**Your goal**
Could you write out the records below exactly as they appear, leaving out any pictures?

--- Start of Items ---

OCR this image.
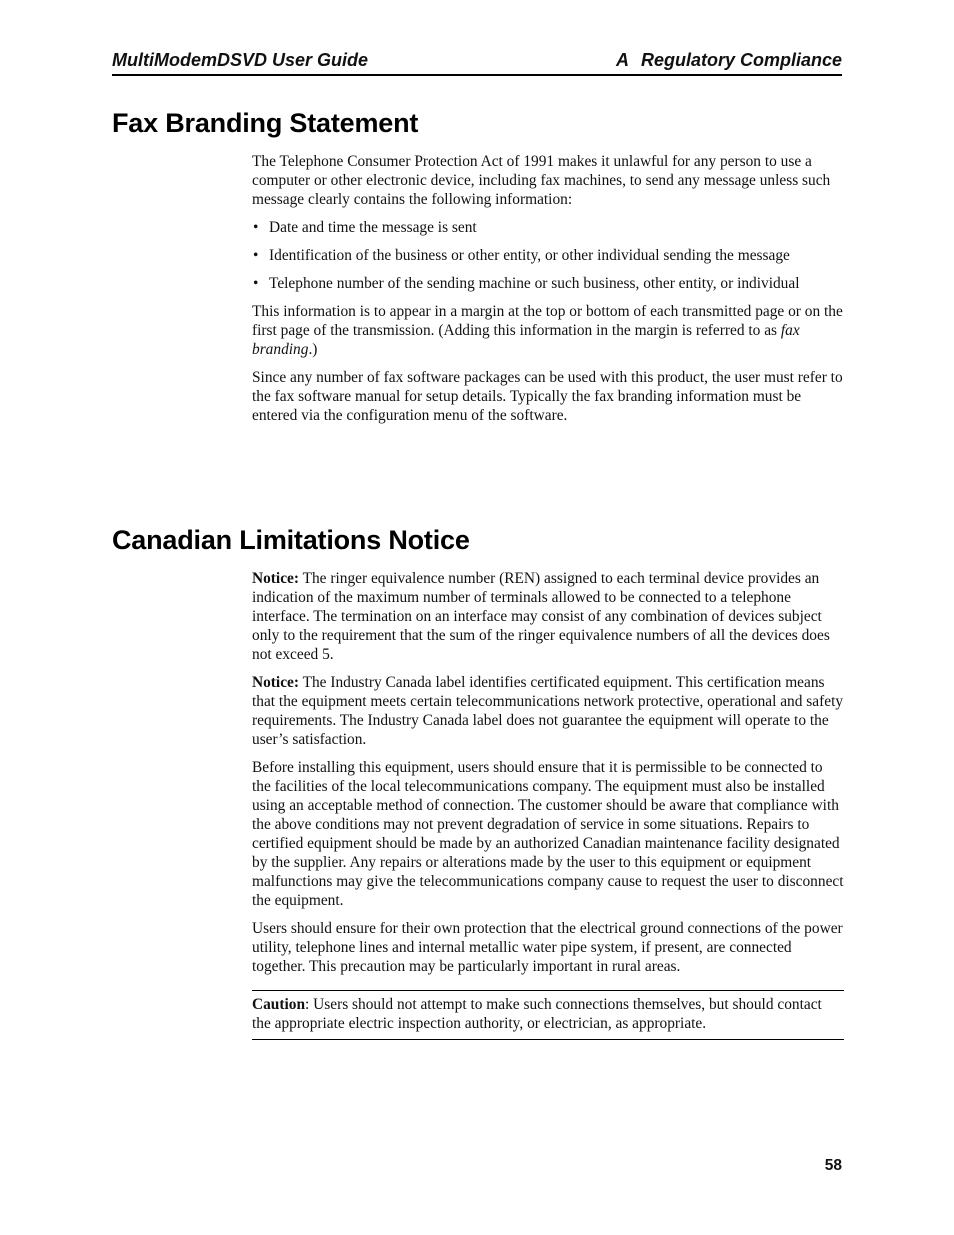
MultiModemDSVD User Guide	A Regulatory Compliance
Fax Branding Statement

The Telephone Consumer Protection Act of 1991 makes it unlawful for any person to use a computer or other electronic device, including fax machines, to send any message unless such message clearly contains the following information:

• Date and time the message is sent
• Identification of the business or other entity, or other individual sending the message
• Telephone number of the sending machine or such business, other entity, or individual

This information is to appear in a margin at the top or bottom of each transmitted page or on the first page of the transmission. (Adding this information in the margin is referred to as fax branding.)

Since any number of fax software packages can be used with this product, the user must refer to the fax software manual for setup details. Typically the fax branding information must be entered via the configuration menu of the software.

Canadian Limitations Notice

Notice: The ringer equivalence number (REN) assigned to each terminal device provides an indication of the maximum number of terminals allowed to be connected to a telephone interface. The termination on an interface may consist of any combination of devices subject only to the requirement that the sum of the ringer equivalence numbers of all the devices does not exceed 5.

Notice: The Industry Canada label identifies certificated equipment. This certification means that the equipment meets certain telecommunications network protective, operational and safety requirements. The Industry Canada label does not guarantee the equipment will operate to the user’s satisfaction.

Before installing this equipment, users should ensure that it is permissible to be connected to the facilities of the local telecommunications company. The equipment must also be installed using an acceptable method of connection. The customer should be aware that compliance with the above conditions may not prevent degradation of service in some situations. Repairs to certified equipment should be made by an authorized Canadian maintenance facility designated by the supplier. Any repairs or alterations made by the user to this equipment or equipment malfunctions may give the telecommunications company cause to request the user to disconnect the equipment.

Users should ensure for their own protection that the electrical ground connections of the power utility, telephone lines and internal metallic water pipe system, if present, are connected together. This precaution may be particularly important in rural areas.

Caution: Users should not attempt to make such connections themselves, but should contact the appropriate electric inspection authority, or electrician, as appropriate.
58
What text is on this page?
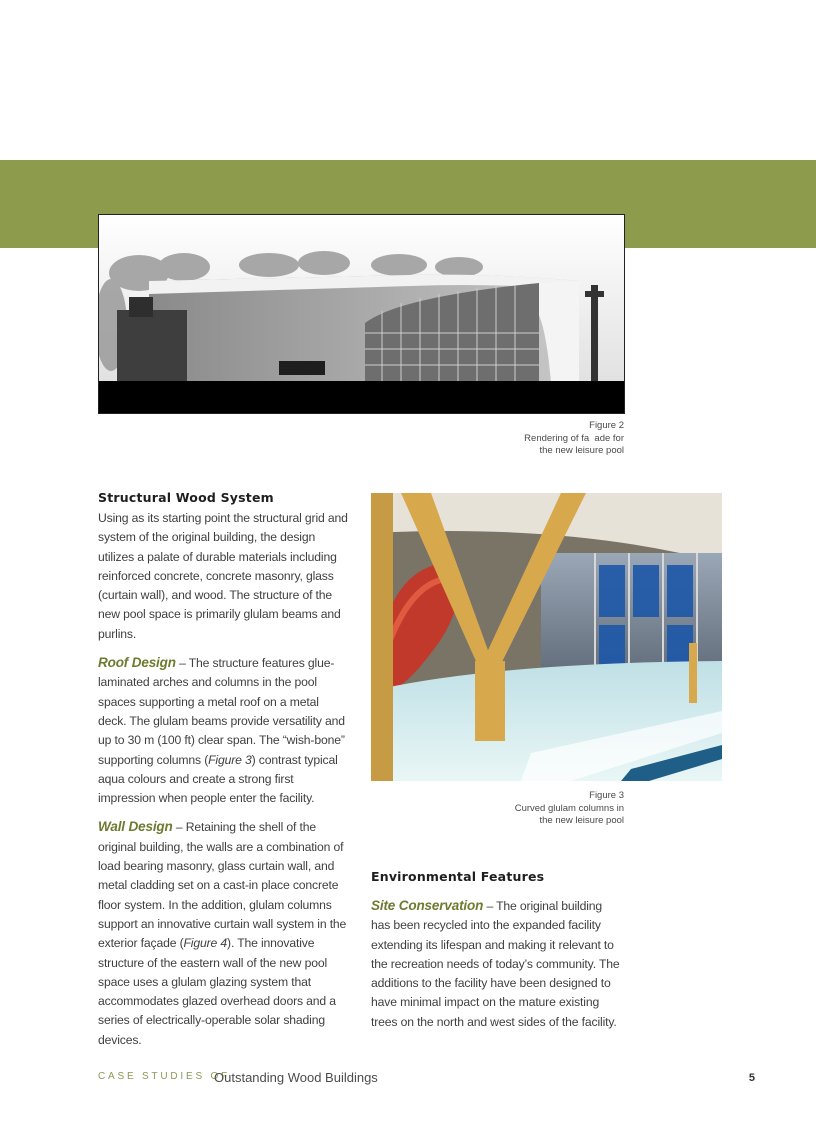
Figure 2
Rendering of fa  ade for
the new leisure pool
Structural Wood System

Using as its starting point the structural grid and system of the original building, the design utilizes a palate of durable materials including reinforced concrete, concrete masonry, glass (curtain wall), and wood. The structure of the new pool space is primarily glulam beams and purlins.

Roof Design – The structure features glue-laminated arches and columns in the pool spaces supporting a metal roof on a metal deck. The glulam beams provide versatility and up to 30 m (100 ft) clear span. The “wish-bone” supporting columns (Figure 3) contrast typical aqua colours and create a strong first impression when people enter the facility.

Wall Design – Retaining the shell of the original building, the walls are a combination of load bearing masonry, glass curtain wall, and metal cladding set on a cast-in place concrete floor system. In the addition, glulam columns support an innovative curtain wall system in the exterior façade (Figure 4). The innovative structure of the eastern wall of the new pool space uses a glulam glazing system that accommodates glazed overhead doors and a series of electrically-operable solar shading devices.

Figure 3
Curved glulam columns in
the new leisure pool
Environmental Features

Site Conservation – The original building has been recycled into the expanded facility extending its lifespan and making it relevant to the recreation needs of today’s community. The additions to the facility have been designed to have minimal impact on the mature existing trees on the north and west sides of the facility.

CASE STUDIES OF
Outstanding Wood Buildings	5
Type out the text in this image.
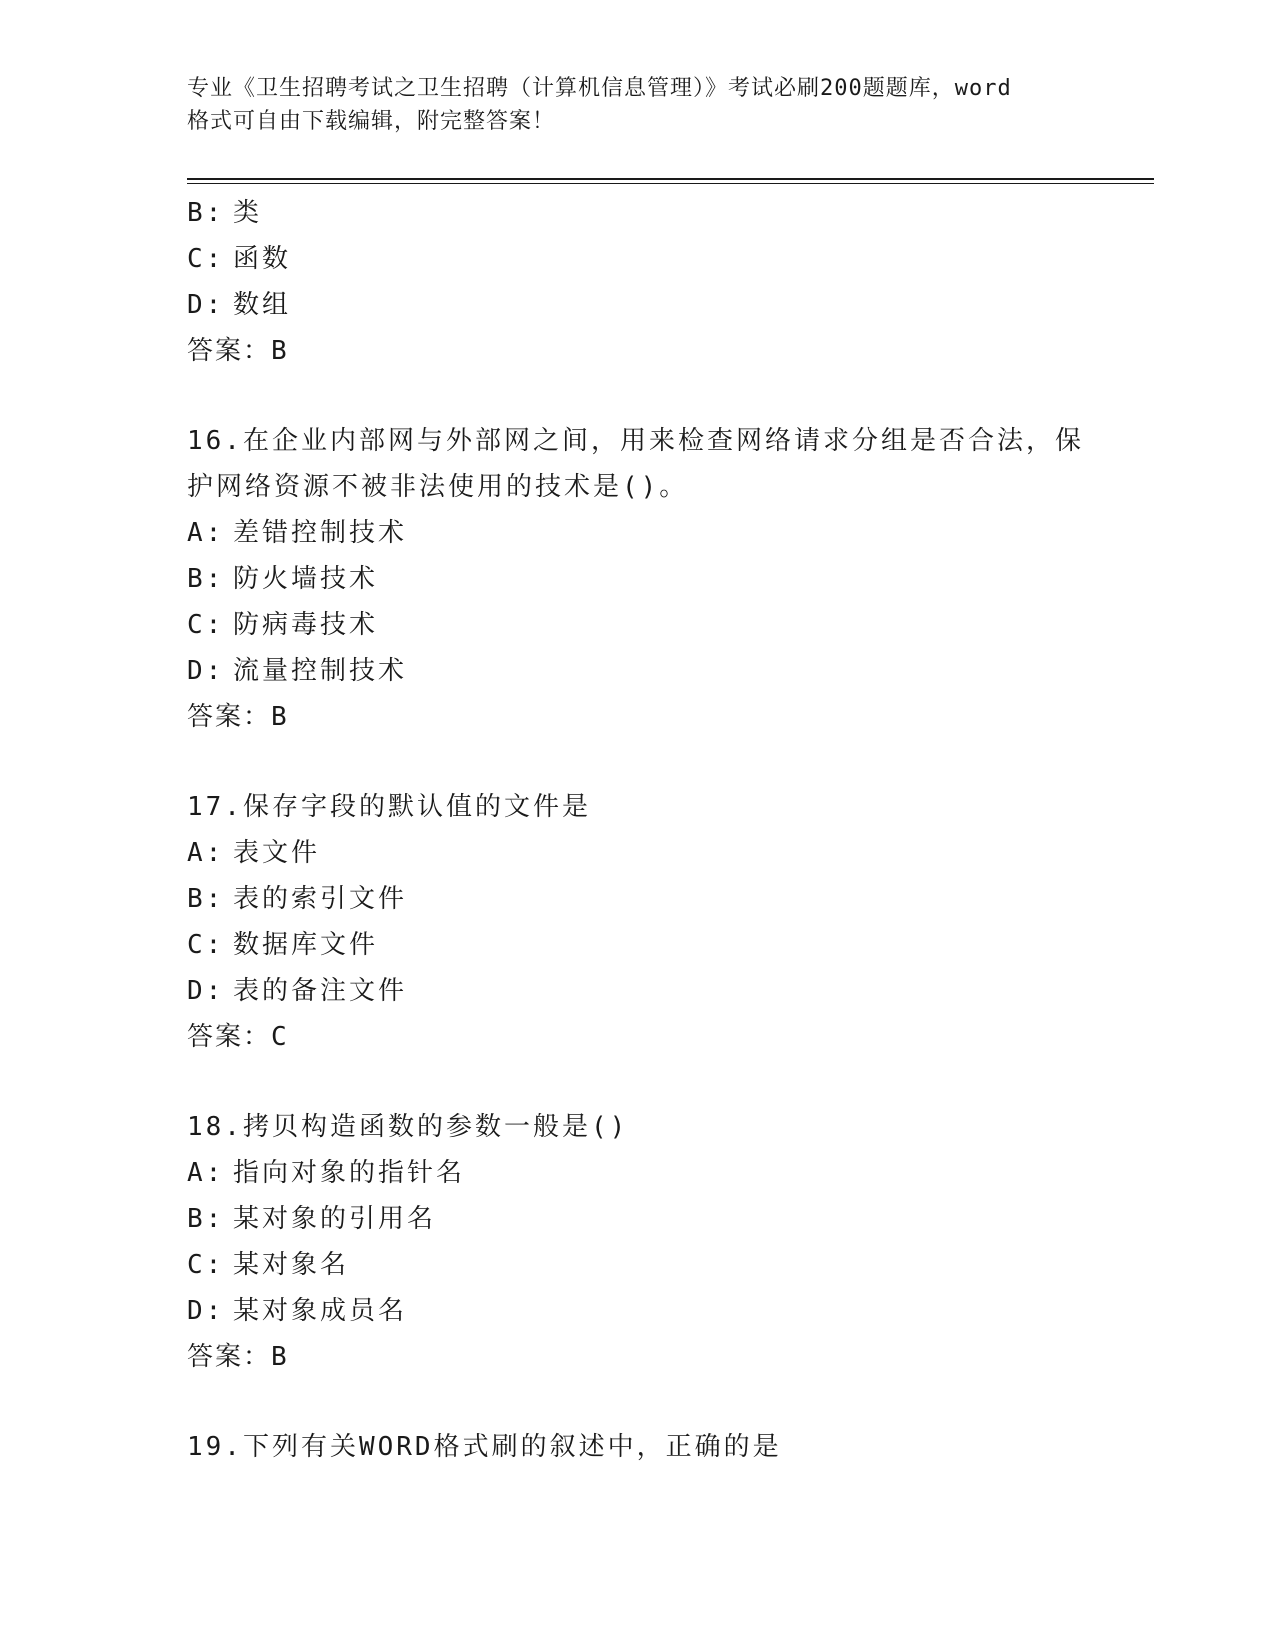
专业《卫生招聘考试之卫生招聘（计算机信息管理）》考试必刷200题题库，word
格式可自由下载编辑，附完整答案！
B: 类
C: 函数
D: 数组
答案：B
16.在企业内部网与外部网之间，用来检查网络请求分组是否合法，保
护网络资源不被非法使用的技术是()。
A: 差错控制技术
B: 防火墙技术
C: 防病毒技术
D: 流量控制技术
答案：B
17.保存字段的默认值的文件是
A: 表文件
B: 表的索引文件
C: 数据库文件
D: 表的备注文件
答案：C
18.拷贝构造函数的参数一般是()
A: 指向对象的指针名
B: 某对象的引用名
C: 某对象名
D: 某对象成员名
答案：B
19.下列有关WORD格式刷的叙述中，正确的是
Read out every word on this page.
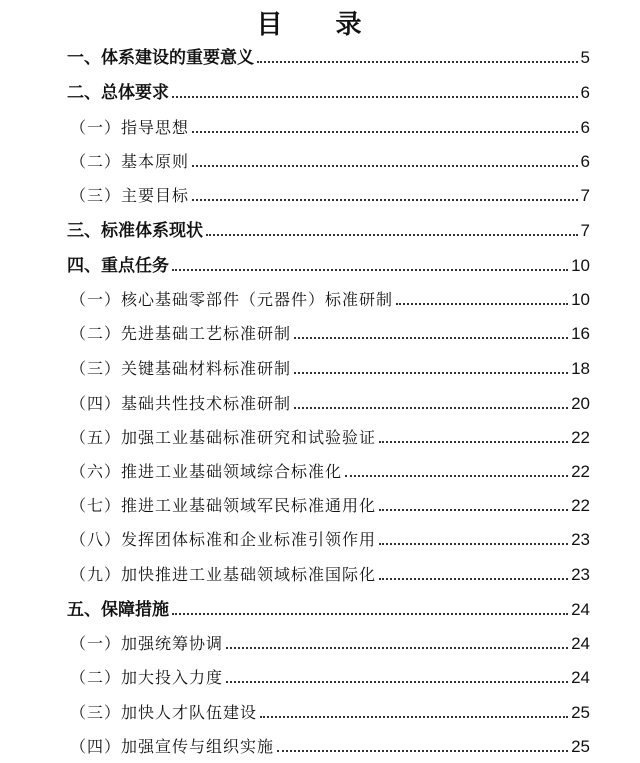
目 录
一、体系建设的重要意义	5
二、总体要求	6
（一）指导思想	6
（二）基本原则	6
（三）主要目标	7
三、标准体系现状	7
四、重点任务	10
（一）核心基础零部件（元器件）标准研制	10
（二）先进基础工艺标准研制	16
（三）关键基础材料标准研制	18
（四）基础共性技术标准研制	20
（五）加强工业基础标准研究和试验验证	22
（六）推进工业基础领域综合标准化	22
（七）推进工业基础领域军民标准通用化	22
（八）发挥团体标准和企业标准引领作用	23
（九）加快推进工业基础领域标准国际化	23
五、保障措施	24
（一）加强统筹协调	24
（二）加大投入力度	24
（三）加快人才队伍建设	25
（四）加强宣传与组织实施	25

--- End of Items ---

**Exercise solution**
OCR this image.
MultiModemDSVD User Guide	A Regulatory Compliance
Fax Branding Statement

The Telephone Consumer Protection Act of 1991 makes it unlawful for any person to use a computer or other electronic device, including fax machines, to send any message unless such message clearly contains the following information:

• Date and time the message is sent
• Identification of the business or other entity, or other individual sending the message
• Telephone number of the sending machine or such business, other entity, or individual

This information is to appear in a margin at the top or bottom of each transmitted page or on the first page of the transmission. (Adding this information in the margin is referred to as fax branding.)

Since any number of fax software packages can be used with this product, the user must refer to the fax software manual for setup details. Typically the fax branding information must be entered via the configuration menu of the software.

Canadian Limitations Notice

Notice: The ringer equivalence number (REN) assigned to each terminal device provides an indication of the maximum number of terminals allowed to be connected to a telephone interface. The termination on an interface may consist of any combination of devices subject only to the requirement that the sum of the ringer equivalence numbers of all the devices does not exceed 5.

Notice: The Industry Canada label identifies certificated equipment. This certification means that the equipment meets certain telecommunications network protective, operational and safety requirements. The Industry Canada label does not guarantee the equipment will operate to the user’s satisfaction.

Before installing this equipment, users should ensure that it is permissible to be connected to the facilities of the local telecommunications company. The equipment must also be installed using an acceptable method of connection. The customer should be aware that compliance with the above conditions may not prevent degradation of service in some situations. Repairs to certified equipment should be made by an authorized Canadian maintenance facility designated by the supplier. Any repairs or alterations made by the user to this equipment or equipment malfunctions may give the telecommunications company cause to request the user to disconnect the equipment.

Users should ensure for their own protection that the electrical ground connections of the power utility, telephone lines and internal metallic water pipe system, if present, are connected together. This precaution may be particularly important in rural areas.

Caution: Users should not attempt to make such connections themselves, but should contact the appropriate electric inspection authority, or electrician, as appropriate.
58
What text is on this page?
Figure 2
Rendering of fa  ade for
the new leisure pool
Structural Wood System

Using as its starting point the structural grid and system of the original building, the design utilizes a palate of durable materials including reinforced concrete, concrete masonry, glass (curtain wall), and wood. The structure of the new pool space is primarily glulam beams and purlins.

Roof Design – The structure features glue-laminated arches and columns in the pool spaces supporting a metal roof on a metal deck. The glulam beams provide versatility and up to 30 m (100 ft) clear span. The “wish-bone” supporting columns (Figure 3) contrast typical aqua colours and create a strong first impression when people enter the facility.

Wall Design – Retaining the shell of the original building, the walls are a combination of load bearing masonry, glass curtain wall, and metal cladding set on a cast-in place concrete floor system. In the addition, glulam columns support an innovative curtain wall system in the exterior façade (Figure 4). The innovative structure of the eastern wall of the new pool space uses a glulam glazing system that accommodates glazed overhead doors and a series of electrically-operable solar shading devices.

Figure 3
Curved glulam columns in
the new leisure pool
Environmental Features

Site Conservation – The original building has been recycled into the expanded facility extending its lifespan and making it relevant to the recreation needs of today’s community. The additions to the facility have been designed to have minimal impact on the mature existing trees on the north and west sides of the facility.

CASE STUDIES OF
Outstanding Wood Buildings	5
Type out the text in this image.
专业《卫生招聘考试之卫生招聘（计算机信息管理）》考试必刷200题题库，word
格式可自由下载编辑，附完整答案！
B: 类
C: 函数
D: 数组
答案：B
16.在企业内部网与外部网之间，用来检查网络请求分组是否合法，保
护网络资源不被非法使用的技术是()。
A: 差错控制技术
B: 防火墙技术
C: 防病毒技术
D: 流量控制技术
答案：B
17.保存字段的默认值的文件是
A: 表文件
B: 表的索引文件
C: 数据库文件
D: 表的备注文件
答案：C
18.拷贝构造函数的参数一般是()
A: 指向对象的指针名
B: 某对象的引用名
C: 某对象名
D: 某对象成员名
答案：B
19.下列有关WORD格式刷的叙述中，正确的是
Read out every word on this page.
目 录
一、体系建设的重要意义	5
二、总体要求	6
（一）指导思想	6
（二）基本原则	6
（三）主要目标	7
三、标准体系现状	7
四、重点任务	10
（一）核心基础零部件（元器件）标准研制	10
（二）先进基础工艺标准研制	16
（三）关键基础材料标准研制	18
（四）基础共性技术标准研制	20
（五）加强工业基础标准研究和试验验证	22
（六）推进工业基础领域综合标准化	22
（七）推进工业基础领域军民标准通用化	22
（八）发挥团体标准和企业标准引领作用	23
（九）加快推进工业基础领域标准国际化	23
五、保障措施	24
（一）加强统筹协调	24
（二）加大投入力度	24
（三）加快人才队伍建设	25
（四）加强宣传与组织实施	25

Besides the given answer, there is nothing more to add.